## Work item A
List every proportion of men given in the passage on willingness to take PrEP, whether it is stated as a percentage or as a fraction.
## Work item B
Reproduce word for word the part of the passage on willingness to take PrEP from "These data confirm" up to and including "be very different.".

## Passage for review
-- -- --

Secondly, clinicians at the Manchester Centre for Sexual Health surveyed HIV-negative men attending their service who reported unprotected receptive anal intercourse. Of the 121 men who responded, 36% said they would be “very willing” to take PrEP while only 14% said they would not take the treatment. Daily dosing was perceived as a better option by four fifths of respondents – just one fifth would prefer taking a dose before sexual activity.

These data confirm and reinforce findings from a study reported in November 2011, which found that half the gay men surveyed would consider taking PrEP. Once again, daily dosing was preferred to taking a dose before sex. In the qualitative data, men commented that sex is often spontaneous and that they felt daily dosing would facilitate adherence.

However these data are all based on giving men a few key facts about PrEP and presenting it as a hypothetical option. In real-life circumstances, where men think more seriously about PrEP as an option and hear friends’ experience of taking it, actual uptake and sustainability may be very different.

-- -- --

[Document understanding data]
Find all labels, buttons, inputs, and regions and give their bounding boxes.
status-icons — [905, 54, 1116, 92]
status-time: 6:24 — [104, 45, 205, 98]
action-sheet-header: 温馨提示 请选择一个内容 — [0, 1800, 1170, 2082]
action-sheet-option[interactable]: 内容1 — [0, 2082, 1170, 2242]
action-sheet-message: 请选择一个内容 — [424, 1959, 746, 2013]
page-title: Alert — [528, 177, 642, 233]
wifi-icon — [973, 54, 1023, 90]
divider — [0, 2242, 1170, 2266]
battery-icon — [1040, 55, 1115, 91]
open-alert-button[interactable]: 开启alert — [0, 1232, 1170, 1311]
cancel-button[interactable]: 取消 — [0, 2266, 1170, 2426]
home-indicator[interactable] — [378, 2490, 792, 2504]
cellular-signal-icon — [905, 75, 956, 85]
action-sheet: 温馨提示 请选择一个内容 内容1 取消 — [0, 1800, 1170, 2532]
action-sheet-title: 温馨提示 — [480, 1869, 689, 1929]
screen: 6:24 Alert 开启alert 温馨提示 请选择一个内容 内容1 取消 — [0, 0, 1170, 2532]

-- -- --

## Task answer A
- 36%
- 14%
- four fifths
- one fifth
- half

## Task answer B
These data confirm and reinforce findings from a study reported in November 2011, which found that half the gay men surveyed would consider taking PrEP. Once again, daily dosing was preferred to taking a dose before sex. In the qualitative data, men commented that sex is often spontaneous and that they felt daily dosing would facilitate adherence.

However these data are all based on giving men a few key facts about PrEP and presenting it as a hypothetical option. In real-life circumstances, where men think more seriously about PrEP as an option and hear friends’ experience of taking it, actual uptake and sustainability may be very different.